* _Stated exercise_: Transcribe the records below exactly as they appear.

■ ■ ■ ■ ■

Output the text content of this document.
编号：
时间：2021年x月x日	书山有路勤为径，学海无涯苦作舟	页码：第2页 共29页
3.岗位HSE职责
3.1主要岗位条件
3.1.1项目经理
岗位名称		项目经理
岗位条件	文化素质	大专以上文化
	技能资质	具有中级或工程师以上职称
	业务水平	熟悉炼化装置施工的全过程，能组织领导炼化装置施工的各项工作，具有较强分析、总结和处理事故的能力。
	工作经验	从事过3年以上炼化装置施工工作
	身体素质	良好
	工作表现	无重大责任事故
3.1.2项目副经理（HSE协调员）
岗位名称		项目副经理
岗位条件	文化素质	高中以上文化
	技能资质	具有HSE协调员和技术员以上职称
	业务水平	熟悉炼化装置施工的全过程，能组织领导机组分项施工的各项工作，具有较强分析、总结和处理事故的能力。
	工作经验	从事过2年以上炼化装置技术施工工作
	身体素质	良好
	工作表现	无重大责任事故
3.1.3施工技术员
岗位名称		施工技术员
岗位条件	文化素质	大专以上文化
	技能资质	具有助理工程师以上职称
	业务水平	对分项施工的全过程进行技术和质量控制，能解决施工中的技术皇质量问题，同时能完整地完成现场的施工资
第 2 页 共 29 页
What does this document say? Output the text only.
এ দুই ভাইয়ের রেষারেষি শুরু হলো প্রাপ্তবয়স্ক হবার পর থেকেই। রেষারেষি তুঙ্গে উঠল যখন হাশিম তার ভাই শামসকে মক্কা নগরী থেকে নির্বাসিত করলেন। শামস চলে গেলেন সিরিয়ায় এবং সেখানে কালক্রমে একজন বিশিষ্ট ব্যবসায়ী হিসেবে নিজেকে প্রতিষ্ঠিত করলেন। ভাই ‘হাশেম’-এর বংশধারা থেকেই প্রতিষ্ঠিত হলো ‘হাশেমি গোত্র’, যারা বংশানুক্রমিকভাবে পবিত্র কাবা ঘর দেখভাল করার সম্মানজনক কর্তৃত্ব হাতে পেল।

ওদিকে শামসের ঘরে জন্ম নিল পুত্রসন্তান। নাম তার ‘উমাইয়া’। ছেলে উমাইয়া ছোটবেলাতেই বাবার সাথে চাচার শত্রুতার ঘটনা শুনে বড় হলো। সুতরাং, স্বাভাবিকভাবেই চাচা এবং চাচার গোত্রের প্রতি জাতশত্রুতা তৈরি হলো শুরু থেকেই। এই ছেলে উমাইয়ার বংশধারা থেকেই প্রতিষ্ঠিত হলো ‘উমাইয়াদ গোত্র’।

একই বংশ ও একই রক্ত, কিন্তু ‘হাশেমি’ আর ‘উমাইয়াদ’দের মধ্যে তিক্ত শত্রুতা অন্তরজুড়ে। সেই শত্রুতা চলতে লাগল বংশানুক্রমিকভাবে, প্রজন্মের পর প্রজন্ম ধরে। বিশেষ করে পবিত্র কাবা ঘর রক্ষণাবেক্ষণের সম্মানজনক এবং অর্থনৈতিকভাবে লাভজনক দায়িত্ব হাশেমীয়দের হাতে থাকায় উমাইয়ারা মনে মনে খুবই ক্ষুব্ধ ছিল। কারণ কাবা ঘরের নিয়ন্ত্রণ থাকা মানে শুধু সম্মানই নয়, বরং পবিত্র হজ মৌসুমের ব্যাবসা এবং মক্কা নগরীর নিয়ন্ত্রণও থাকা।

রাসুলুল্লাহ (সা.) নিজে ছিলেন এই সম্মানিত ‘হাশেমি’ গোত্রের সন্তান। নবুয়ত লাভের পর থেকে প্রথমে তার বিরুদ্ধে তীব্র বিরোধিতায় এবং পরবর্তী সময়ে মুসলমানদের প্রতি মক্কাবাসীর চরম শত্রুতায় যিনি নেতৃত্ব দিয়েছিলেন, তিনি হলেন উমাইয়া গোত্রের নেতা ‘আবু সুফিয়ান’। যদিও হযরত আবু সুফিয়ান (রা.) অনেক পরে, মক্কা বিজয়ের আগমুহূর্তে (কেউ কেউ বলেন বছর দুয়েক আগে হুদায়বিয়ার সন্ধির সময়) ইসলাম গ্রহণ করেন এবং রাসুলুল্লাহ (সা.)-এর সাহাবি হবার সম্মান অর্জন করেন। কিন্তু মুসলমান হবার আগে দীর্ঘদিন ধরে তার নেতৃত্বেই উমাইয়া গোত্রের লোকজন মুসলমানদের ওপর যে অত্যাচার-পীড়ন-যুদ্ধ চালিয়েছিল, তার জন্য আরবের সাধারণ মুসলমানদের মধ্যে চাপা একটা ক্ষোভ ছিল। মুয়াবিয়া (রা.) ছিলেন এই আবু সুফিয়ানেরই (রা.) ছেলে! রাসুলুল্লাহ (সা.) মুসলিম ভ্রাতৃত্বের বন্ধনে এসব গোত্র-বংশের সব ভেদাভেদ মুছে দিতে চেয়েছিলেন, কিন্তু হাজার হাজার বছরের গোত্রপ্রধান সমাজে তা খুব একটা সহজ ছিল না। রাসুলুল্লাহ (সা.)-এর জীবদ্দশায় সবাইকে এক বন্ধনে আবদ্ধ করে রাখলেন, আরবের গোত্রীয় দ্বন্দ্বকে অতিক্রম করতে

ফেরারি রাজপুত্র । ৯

■ ■ ■ ■ ■

* _Expected answer_:
Output the text content of this document.
编号：
时间：2021年x月x日	书山有路勤为径，学海无涯苦作舟	页码：第2页 共29页
3.岗位HSE职责
3.1主要岗位条件
3.1.1项目经理
岗位名称		项目经理
岗位条件	文化素质	大专以上文化
	技能资质	具有中级或工程师以上职称
	业务水平	熟悉炼化装置施工的全过程，能组织领导炼化装置施工的各项工作，具有较强分析、总结和处理事故的能力。
	工作经验	从事过3年以上炼化装置施工工作
	身体素质	良好
	工作表现	无重大责任事故
3.1.2项目副经理（HSE协调员）
岗位名称		项目副经理
岗位条件	文化素质	高中以上文化
	技能资质	具有HSE协调员和技术员以上职称
	业务水平	熟悉炼化装置施工的全过程，能组织领导机组分项施工的各项工作，具有较强分析、总结和处理事故的能力。
	工作经验	从事过2年以上炼化装置技术施工工作
	身体素质	良好
	工作表现	无重大责任事故
3.1.3施工技术员
岗位名称		施工技术员
岗位条件	文化素质	大专以上文化
	技能资质	具有助理工程师以上职称
	业务水平	对分项施工的全过程进行技术和质量控制，能解决施工中的技术皇质量问题，同时能完整地完成现场的施工资
第 2 页 共 29 页
What does this document say? Output the text only.
এ দুই ভাইয়ের রেষারেষি শুরু হলো প্রাপ্তবয়স্ক হবার পর থেকেই। রেষারেষি তুঙ্গে উঠল যখন হাশিম তার ভাই শামসকে মক্কা নগরী থেকে নির্বাসিত করলেন। শামস চলে গেলেন সিরিয়ায় এবং সেখানে কালক্রমে একজন বিশিষ্ট ব্যবসায়ী হিসেবে নিজেকে প্রতিষ্ঠিত করলেন। ভাই ‘হাশেম’-এর বংশধারা থেকেই প্রতিষ্ঠিত হলো ‘হাশেমি গোত্র’, যারা বংশানুক্রমিকভাবে পবিত্র কাবা ঘর দেখভাল করার সম্মানজনক কর্তৃত্ব হাতে পেল।

ওদিকে শামসের ঘরে জন্ম নিল পুত্রসন্তান। নাম তার ‘উমাইয়া’। ছেলে উমাইয়া ছোটবেলাতেই বাবার সাথে চাচার শত্রুতার ঘটনা শুনে বড় হলো। সুতরাং, স্বাভাবিকভাবেই চাচা এবং চাচার গোত্রের প্রতি জাতশত্রুতা তৈরি হলো শুরু থেকেই। এই ছেলে উমাইয়ার বংশধারা থেকেই প্রতিষ্ঠিত হলো ‘উমাইয়াদ গোত্র’।

একই বংশ ও একই রক্ত, কিন্তু ‘হাশেমি’ আর ‘উমাইয়াদ’দের মধ্যে তিক্ত শত্রুতা অন্তরজুড়ে। সেই শত্রুতা চলতে লাগল বংশানুক্রমিকভাবে, প্রজন্মের পর প্রজন্ম ধরে। বিশেষ করে পবিত্র কাবা ঘর রক্ষণাবেক্ষণের সম্মানজনক এবং অর্থনৈতিকভাবে লাভজনক দায়িত্ব হাশেমীয়দের হাতে থাকায় উমাইয়ারা মনে মনে খুবই ক্ষুব্ধ ছিল। কারণ কাবা ঘরের নিয়ন্ত্রণ থাকা মানে শুধু সম্মানই নয়, বরং পবিত্র হজ মৌসুমের ব্যাবসা এবং মক্কা নগরীর নিয়ন্ত্রণও থাকা।

রাসুলুল্লাহ (সা.) নিজে ছিলেন এই সম্মানিত ‘হাশেমি’ গোত্রের সন্তান। নবুয়ত লাভের পর থেকে প্রথমে তার বিরুদ্ধে তীব্র বিরোধিতায় এবং পরবর্তী সময়ে মুসলমানদের প্রতি মক্কাবাসীর চরম শত্রুতায় যিনি নেতৃত্ব দিয়েছিলেন, তিনি হলেন উমাইয়া গোত্রের নেতা ‘আবু সুফিয়ান’। যদিও হযরত আবু সুফিয়ান (রা.) অনেক পরে, মক্কা বিজয়ের আগমুহূর্তে (কেউ কেউ বলেন বছর দুয়েক আগে হুদায়বিয়ার সন্ধির সময়) ইসলাম গ্রহণ করেন এবং রাসুলুল্লাহ (সা.)-এর সাহাবি হবার সম্মান অর্জন করেন। কিন্তু মুসলমান হবার আগে দীর্ঘদিন ধরে তার নেতৃত্বেই উমাইয়া গোত্রের লোকজন মুসলমানদের ওপর যে অত্যাচার-পীড়ন-যুদ্ধ চালিয়েছিল, তার জন্য আরবের সাধারণ মুসলমানদের মধ্যে চাপা একটা ক্ষোভ ছিল। মুয়াবিয়া (রা.) ছিলেন এই আবু সুফিয়ানেরই (রা.) ছেলে! রাসুলুল্লাহ (সা.) মুসলিম ভ্রাতৃত্বের বন্ধনে এসব গোত্র-বংশের সব ভেদাভেদ মুছে দিতে চেয়েছিলেন, কিন্তু হাজার হাজার বছরের গোত্রপ্রধান সমাজে তা খুব একটা সহজ ছিল না। রাসুলুল্লাহ (সা.)-এর জীবদ্দশায় সবাইকে এক বন্ধনে আবদ্ধ করে রাখলেন, আরবের গোত্রীয় দ্বন্দ্বকে অতিক্রম করতে

ফেরারি রাজপুত্র । ৯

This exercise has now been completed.